ITEMS

┌────────

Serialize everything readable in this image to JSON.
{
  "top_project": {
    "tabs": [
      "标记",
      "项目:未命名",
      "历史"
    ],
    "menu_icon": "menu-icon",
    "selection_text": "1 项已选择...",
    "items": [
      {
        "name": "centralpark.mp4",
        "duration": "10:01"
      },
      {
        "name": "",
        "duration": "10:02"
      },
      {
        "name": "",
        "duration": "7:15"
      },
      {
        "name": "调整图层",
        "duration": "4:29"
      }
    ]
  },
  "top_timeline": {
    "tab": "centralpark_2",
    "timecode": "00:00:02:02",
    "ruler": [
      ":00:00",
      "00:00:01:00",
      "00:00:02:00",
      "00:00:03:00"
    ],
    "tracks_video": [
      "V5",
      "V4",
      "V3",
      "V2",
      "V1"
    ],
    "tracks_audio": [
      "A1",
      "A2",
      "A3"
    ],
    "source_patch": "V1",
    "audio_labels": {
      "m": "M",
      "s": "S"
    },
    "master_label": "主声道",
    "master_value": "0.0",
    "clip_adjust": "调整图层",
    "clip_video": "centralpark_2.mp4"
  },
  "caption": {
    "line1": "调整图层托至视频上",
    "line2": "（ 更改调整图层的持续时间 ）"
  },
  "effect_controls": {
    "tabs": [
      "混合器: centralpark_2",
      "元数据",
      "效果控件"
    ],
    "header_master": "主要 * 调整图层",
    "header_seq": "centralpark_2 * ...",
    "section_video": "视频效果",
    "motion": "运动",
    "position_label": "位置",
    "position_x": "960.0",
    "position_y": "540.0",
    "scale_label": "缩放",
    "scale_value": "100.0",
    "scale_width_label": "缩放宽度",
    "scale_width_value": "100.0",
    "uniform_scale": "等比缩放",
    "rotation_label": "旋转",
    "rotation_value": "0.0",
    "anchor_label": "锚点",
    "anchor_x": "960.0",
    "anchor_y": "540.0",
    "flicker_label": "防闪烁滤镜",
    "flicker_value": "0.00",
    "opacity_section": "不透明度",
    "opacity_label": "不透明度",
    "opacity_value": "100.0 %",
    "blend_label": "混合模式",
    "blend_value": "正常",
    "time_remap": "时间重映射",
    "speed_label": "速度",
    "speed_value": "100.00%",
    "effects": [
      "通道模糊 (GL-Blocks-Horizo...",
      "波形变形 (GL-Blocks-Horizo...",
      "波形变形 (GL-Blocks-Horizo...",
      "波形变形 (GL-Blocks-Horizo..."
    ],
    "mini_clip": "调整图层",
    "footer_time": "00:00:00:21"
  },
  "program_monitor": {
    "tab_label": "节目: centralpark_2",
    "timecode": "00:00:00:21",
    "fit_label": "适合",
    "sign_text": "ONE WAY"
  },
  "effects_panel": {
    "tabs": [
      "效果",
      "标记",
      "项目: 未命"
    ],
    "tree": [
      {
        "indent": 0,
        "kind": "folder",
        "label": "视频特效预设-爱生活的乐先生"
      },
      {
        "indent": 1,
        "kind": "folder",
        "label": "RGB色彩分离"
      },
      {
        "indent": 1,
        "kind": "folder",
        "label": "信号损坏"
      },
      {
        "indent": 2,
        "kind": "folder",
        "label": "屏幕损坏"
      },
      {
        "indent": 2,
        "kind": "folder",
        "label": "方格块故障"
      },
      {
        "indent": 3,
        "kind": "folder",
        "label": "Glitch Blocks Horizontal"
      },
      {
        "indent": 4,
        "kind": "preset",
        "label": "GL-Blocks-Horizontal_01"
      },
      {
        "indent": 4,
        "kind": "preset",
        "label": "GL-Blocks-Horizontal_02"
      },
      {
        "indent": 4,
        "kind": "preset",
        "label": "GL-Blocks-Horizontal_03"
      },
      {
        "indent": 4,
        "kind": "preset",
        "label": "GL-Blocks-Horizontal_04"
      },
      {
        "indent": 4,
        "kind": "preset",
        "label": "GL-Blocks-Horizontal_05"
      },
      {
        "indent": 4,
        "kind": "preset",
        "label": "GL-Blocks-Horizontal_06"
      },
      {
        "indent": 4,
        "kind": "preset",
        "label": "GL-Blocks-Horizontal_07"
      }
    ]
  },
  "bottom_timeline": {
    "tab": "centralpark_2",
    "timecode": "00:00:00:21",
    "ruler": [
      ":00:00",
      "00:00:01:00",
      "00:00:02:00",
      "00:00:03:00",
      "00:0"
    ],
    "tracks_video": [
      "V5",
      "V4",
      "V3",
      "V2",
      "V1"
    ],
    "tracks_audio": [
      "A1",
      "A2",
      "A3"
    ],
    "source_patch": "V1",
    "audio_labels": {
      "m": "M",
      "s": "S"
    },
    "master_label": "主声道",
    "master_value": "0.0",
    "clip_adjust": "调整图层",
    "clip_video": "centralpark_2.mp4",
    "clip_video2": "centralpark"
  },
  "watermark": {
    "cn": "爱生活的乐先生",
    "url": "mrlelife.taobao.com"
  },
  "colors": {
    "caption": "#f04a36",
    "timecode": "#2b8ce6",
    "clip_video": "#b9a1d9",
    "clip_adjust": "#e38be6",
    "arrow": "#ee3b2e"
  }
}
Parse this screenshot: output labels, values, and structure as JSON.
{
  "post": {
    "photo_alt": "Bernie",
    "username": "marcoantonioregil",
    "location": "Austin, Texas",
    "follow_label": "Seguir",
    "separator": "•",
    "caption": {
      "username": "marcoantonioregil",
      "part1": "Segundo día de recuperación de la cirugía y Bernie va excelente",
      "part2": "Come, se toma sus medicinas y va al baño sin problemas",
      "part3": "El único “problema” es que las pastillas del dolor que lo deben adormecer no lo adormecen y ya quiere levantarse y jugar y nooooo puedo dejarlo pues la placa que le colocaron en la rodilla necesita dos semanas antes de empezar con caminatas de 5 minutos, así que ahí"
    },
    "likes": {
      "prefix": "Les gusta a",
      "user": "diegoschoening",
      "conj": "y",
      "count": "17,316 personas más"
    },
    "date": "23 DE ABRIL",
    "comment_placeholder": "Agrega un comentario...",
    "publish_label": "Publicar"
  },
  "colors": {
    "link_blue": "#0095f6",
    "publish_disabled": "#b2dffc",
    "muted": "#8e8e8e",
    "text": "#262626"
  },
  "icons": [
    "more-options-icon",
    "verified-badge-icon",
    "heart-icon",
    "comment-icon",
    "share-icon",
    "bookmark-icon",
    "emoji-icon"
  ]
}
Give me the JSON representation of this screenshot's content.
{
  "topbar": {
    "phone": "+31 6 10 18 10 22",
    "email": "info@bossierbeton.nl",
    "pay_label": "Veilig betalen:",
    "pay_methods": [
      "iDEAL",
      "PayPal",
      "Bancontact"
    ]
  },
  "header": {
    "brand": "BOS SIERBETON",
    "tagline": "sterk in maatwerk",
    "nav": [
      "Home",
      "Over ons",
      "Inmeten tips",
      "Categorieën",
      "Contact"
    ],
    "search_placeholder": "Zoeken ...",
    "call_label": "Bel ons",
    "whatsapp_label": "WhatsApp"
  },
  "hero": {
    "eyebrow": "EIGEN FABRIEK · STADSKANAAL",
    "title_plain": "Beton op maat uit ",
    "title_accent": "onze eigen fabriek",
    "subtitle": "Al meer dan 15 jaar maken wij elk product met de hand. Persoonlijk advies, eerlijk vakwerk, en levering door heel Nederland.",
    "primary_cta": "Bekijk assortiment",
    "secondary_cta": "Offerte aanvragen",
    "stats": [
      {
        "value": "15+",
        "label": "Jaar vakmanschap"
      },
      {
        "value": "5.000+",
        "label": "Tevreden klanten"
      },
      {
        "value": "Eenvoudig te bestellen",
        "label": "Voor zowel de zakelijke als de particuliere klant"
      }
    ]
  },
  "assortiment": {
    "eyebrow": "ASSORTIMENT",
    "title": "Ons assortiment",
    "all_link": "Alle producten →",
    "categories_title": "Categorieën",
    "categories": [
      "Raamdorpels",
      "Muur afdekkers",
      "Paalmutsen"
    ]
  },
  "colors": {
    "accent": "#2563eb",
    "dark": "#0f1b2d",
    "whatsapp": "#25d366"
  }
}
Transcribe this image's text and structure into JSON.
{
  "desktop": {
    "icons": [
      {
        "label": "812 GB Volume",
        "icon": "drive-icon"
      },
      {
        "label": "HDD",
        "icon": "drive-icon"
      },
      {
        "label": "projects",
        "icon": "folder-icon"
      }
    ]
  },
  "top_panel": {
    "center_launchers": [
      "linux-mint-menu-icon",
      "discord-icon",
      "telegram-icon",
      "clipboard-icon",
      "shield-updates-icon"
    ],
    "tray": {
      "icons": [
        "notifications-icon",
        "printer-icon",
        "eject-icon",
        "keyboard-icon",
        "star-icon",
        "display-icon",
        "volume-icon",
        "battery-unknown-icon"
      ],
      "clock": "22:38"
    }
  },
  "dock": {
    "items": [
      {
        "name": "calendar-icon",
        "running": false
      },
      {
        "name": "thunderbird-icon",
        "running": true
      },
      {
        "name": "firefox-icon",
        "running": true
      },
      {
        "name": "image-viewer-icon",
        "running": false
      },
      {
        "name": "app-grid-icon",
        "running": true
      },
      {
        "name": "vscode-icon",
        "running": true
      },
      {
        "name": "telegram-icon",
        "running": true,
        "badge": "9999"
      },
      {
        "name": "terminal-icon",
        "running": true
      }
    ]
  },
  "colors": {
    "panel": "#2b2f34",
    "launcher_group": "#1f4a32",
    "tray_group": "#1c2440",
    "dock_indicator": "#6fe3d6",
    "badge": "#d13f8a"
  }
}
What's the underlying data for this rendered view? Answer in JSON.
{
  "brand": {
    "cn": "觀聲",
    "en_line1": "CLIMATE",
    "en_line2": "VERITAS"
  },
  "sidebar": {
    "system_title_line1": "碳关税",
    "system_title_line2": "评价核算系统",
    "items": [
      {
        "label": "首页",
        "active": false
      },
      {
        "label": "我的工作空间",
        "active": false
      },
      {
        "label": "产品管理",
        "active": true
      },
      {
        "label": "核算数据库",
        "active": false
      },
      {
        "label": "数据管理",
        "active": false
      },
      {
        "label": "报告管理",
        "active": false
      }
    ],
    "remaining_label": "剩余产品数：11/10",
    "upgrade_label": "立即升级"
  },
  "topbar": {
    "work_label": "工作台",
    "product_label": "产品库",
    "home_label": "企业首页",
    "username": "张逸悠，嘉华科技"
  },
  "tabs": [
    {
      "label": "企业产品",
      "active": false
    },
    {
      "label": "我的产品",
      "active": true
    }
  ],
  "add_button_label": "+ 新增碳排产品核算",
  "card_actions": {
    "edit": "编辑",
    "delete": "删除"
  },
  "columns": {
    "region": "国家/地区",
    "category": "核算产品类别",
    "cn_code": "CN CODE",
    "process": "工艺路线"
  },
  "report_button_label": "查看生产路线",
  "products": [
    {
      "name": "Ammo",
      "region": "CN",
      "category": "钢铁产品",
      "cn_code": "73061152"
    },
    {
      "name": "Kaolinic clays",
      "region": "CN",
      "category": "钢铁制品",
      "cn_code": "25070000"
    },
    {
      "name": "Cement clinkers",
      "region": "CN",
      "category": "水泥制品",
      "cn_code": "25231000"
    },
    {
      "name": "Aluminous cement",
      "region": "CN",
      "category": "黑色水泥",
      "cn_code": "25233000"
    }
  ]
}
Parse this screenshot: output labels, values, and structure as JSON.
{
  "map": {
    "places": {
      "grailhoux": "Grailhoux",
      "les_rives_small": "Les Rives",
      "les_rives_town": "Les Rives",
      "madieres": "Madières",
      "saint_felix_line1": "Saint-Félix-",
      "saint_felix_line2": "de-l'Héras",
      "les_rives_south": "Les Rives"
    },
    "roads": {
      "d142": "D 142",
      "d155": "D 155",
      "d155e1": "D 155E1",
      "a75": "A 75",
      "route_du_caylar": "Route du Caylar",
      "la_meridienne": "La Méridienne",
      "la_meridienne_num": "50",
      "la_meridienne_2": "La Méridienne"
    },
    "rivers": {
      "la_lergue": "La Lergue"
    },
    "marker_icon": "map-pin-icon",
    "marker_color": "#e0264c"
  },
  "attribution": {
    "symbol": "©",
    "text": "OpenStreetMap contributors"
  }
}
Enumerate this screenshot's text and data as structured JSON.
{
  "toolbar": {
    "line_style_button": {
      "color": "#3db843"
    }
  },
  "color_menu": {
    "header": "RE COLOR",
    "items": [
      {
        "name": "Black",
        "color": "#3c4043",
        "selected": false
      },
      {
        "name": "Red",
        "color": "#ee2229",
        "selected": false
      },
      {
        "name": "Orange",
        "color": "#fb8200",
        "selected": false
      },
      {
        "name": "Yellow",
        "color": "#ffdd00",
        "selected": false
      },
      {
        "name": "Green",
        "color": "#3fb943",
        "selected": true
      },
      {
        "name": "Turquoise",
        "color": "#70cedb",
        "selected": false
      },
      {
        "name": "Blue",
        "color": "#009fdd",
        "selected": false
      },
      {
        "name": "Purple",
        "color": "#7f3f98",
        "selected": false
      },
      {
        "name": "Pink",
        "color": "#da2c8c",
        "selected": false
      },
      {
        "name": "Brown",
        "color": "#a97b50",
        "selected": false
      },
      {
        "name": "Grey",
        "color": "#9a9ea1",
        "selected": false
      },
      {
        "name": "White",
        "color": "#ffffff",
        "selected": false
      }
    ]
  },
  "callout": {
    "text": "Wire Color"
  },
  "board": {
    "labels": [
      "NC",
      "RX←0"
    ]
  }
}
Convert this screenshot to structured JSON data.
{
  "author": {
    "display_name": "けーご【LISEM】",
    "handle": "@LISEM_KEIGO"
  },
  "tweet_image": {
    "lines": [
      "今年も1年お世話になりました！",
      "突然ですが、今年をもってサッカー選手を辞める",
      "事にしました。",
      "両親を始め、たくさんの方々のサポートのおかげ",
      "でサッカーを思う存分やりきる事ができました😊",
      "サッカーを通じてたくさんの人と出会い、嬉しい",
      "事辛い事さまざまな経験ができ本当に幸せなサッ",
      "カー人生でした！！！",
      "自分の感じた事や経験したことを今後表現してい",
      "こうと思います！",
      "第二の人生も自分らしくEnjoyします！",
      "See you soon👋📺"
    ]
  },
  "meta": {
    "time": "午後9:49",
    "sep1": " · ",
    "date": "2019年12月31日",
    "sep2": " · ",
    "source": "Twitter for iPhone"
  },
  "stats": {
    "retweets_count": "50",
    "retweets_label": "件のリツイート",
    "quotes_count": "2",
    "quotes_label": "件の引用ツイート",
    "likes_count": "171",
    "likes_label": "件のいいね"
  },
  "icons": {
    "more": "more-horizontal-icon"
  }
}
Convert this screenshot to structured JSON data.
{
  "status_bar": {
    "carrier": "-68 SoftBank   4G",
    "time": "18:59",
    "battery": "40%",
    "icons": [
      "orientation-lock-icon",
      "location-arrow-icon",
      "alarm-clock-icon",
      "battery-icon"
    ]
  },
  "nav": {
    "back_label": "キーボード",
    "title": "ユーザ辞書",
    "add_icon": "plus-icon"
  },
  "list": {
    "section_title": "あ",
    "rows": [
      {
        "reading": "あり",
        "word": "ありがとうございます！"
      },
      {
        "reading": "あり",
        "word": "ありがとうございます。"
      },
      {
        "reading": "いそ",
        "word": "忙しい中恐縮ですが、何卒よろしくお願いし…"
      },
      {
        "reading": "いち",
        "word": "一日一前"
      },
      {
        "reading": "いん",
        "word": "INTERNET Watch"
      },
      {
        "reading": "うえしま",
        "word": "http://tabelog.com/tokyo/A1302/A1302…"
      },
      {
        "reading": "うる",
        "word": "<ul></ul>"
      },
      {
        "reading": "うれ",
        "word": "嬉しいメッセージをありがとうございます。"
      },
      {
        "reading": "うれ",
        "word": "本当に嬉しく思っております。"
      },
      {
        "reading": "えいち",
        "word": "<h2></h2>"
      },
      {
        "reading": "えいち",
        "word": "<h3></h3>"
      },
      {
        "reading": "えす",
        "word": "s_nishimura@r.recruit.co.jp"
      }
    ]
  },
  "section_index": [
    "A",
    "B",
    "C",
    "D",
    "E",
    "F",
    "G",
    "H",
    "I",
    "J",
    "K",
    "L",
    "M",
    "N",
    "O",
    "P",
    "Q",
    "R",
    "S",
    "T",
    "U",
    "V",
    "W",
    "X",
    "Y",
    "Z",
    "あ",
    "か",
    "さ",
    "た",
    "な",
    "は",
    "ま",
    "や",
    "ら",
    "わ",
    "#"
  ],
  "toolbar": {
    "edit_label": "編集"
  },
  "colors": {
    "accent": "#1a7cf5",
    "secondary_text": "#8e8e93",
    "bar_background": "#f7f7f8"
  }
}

└────────

EXERCISE DETAILS
From the data above, copy each line that holds "location".

EXERCISE OUTPUT
    "location": "Austin, Texas",
      "location-arrow-icon",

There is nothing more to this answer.